***** Records provided
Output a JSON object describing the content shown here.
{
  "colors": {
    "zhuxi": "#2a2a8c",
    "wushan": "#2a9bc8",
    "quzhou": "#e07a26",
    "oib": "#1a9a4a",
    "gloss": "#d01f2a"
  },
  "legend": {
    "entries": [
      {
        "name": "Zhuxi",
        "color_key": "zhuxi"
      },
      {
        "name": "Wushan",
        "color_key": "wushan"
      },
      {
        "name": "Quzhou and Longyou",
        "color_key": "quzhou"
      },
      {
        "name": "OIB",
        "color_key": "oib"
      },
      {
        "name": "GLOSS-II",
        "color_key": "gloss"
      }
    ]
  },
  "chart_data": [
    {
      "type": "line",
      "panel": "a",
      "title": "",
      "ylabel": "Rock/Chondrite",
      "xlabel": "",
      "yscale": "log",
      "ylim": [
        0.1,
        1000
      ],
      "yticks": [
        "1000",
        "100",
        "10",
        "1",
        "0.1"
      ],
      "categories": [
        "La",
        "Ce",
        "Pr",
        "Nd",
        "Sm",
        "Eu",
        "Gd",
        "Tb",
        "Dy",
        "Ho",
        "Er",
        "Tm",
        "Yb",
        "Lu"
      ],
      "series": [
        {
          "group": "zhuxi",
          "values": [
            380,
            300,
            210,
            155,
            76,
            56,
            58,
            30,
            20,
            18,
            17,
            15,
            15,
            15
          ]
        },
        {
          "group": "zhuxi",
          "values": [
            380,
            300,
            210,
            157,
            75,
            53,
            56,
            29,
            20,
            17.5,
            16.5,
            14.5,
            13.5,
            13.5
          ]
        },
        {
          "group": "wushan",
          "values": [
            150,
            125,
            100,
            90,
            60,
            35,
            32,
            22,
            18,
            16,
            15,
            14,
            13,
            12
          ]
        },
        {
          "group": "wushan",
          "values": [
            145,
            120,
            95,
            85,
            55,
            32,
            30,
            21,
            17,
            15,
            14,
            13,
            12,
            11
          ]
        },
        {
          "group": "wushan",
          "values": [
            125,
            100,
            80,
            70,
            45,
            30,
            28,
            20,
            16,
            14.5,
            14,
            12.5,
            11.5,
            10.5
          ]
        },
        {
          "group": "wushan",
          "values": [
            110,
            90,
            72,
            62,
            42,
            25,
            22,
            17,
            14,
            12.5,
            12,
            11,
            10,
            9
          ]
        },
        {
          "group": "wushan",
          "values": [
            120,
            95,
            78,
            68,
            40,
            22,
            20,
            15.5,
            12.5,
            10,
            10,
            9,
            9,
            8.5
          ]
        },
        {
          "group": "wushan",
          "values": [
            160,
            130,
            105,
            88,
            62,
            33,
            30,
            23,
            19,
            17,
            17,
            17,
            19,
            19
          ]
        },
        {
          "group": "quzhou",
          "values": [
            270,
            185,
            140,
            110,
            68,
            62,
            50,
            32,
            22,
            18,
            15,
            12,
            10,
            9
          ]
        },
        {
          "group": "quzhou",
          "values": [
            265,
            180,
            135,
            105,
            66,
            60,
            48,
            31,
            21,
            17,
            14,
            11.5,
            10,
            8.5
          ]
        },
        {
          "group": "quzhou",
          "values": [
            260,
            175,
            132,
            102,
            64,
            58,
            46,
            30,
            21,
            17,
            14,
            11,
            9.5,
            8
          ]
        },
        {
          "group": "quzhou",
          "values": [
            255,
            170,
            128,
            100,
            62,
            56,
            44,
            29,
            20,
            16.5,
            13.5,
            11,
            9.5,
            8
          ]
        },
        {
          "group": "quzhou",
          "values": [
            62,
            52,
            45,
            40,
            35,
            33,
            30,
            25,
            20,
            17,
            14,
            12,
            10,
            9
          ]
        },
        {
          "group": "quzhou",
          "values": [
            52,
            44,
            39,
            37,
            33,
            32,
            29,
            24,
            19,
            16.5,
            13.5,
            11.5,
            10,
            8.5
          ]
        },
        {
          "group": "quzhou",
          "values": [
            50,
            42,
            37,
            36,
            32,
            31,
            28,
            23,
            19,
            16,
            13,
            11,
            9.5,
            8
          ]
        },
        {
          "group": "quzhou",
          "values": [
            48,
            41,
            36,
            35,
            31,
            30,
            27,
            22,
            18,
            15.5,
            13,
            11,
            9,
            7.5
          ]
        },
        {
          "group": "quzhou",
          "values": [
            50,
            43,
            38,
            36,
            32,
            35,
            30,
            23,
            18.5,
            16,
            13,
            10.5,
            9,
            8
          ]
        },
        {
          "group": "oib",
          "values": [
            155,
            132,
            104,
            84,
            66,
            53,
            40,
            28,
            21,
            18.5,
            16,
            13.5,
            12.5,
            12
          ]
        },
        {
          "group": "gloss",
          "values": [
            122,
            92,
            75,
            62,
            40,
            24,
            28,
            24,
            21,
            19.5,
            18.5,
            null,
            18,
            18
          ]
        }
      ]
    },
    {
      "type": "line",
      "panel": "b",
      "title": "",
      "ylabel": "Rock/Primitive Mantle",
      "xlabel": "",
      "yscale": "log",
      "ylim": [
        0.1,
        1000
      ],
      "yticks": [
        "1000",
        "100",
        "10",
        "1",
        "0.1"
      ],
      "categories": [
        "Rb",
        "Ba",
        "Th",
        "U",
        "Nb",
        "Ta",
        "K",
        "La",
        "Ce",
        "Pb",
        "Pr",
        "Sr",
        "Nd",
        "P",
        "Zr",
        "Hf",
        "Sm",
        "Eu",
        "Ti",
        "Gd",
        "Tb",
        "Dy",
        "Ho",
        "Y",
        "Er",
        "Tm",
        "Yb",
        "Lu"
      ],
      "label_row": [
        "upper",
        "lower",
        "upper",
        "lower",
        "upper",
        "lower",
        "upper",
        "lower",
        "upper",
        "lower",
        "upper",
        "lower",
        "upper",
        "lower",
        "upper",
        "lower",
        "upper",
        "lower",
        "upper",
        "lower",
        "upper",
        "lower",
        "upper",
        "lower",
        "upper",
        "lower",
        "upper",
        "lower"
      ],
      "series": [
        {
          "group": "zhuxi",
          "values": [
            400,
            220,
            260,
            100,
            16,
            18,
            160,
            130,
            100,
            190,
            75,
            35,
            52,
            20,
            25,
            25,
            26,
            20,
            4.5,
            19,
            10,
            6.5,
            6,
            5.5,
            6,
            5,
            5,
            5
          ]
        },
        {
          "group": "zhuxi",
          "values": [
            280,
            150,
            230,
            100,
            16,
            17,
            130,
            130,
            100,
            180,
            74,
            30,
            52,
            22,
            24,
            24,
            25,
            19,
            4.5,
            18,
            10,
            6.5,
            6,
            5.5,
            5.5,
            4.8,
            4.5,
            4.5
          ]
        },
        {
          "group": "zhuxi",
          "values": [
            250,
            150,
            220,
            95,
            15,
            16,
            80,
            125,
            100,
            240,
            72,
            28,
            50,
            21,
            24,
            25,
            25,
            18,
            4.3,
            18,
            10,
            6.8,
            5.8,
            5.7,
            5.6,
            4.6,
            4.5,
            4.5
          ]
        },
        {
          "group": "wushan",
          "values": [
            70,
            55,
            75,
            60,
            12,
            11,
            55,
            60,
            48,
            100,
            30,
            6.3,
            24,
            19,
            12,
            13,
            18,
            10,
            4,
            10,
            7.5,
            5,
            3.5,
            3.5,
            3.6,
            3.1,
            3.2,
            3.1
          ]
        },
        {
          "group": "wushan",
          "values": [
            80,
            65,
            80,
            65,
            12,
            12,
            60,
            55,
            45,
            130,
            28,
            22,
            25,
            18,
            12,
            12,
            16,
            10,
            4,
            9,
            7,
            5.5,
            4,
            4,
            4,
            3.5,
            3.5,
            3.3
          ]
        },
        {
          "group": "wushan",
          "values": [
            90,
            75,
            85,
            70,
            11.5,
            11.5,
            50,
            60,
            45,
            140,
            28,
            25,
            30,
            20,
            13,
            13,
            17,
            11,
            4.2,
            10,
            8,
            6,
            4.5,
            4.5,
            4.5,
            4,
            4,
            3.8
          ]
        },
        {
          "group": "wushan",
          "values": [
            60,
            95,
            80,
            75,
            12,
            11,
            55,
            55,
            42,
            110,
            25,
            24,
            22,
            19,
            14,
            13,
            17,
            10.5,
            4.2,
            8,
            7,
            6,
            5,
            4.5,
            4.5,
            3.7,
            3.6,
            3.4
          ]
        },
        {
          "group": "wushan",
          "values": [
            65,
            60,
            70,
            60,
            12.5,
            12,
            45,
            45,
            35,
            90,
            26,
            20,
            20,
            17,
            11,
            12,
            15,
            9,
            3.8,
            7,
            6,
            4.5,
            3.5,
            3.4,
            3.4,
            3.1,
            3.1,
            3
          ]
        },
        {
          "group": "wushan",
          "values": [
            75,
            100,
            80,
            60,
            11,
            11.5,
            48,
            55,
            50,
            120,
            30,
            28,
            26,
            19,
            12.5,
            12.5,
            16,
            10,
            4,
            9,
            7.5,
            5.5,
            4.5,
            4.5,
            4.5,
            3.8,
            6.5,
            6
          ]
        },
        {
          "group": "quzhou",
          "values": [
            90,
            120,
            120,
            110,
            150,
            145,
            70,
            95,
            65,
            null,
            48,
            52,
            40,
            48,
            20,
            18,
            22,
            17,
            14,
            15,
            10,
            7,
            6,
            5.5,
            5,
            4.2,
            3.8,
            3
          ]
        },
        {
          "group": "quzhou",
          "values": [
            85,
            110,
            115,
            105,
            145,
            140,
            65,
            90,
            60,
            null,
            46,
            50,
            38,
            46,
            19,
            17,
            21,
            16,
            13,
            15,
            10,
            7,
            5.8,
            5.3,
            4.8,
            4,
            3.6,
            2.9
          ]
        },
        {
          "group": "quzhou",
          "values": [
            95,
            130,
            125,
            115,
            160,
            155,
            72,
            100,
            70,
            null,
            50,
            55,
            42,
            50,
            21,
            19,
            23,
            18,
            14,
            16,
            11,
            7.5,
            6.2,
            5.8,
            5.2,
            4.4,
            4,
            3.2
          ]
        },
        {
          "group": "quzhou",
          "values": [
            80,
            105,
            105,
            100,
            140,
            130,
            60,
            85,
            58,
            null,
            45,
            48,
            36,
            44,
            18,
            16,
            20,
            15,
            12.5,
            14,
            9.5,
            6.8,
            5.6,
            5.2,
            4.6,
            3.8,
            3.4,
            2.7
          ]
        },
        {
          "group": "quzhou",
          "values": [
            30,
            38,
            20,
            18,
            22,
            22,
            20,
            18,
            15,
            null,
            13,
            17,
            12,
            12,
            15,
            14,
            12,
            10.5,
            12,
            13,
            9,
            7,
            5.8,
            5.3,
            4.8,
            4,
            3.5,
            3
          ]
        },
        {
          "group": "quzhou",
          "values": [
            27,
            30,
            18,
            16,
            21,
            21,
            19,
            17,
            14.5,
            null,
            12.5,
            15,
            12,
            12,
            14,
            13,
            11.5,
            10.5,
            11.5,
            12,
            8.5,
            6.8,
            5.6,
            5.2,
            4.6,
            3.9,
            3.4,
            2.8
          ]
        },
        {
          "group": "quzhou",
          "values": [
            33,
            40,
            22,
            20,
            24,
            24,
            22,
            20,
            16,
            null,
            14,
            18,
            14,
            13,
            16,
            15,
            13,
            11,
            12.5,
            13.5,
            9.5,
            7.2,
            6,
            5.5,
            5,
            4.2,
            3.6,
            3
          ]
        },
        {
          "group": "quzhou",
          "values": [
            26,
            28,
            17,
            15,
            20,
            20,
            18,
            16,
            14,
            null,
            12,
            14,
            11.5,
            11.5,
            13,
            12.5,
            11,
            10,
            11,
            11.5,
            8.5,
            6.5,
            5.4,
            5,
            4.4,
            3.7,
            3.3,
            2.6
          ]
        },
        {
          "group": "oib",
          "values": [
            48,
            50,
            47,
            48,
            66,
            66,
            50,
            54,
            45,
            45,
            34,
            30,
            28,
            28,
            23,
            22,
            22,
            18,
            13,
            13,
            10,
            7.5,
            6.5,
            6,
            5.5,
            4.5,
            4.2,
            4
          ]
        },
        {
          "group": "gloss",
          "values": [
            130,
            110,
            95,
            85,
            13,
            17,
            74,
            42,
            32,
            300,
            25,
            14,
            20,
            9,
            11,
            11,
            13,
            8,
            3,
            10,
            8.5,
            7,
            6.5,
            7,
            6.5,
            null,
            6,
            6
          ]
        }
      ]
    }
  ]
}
**********
- _What you will do_
Give the number of lines in the listing above that contain "Rock", and nothing else.

- _Answer to the exercise_
2